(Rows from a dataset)

---------------

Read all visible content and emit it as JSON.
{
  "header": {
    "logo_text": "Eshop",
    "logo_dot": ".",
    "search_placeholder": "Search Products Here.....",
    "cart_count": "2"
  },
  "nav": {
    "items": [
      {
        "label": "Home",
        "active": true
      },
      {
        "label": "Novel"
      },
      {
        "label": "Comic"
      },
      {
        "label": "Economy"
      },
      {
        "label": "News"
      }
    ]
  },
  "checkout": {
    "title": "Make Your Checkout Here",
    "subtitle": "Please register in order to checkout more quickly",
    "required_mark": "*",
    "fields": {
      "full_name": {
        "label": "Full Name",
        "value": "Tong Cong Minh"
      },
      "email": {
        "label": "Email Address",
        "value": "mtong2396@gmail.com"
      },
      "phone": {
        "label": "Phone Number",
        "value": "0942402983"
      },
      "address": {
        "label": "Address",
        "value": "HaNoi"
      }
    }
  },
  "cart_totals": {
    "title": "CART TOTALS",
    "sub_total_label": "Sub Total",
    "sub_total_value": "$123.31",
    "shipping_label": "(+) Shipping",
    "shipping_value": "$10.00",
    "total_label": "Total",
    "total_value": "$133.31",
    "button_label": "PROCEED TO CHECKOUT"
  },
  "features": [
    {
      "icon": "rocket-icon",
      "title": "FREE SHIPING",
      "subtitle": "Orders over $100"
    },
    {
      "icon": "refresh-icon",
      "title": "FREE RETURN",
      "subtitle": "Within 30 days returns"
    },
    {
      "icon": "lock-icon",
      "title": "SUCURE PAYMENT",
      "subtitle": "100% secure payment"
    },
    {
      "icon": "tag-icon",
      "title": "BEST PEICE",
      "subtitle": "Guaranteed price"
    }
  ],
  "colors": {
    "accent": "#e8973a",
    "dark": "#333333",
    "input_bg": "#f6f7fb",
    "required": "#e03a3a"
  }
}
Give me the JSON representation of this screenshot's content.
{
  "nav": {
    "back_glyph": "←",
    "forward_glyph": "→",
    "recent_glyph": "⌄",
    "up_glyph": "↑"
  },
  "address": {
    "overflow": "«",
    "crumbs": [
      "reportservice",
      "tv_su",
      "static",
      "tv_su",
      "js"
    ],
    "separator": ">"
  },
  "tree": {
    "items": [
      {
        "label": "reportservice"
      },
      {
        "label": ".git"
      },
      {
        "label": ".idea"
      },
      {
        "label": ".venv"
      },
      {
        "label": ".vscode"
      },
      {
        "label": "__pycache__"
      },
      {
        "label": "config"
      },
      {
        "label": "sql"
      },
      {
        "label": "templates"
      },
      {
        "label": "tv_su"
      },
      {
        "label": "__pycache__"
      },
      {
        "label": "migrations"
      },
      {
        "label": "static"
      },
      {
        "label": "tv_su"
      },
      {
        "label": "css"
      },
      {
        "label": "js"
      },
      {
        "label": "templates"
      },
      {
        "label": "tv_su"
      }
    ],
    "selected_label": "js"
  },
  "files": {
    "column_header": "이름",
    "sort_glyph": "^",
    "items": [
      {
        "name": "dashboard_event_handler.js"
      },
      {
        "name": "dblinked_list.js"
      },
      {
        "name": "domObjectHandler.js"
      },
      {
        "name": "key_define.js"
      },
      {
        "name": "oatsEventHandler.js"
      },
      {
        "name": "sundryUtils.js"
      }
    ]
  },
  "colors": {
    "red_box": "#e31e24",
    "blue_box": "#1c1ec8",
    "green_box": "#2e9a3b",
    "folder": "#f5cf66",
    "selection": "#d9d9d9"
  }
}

---------------

Short exercise: Looking at the records above, count the lines where the word "reportservice" appears. State only the number.

Solution for this exercise: 2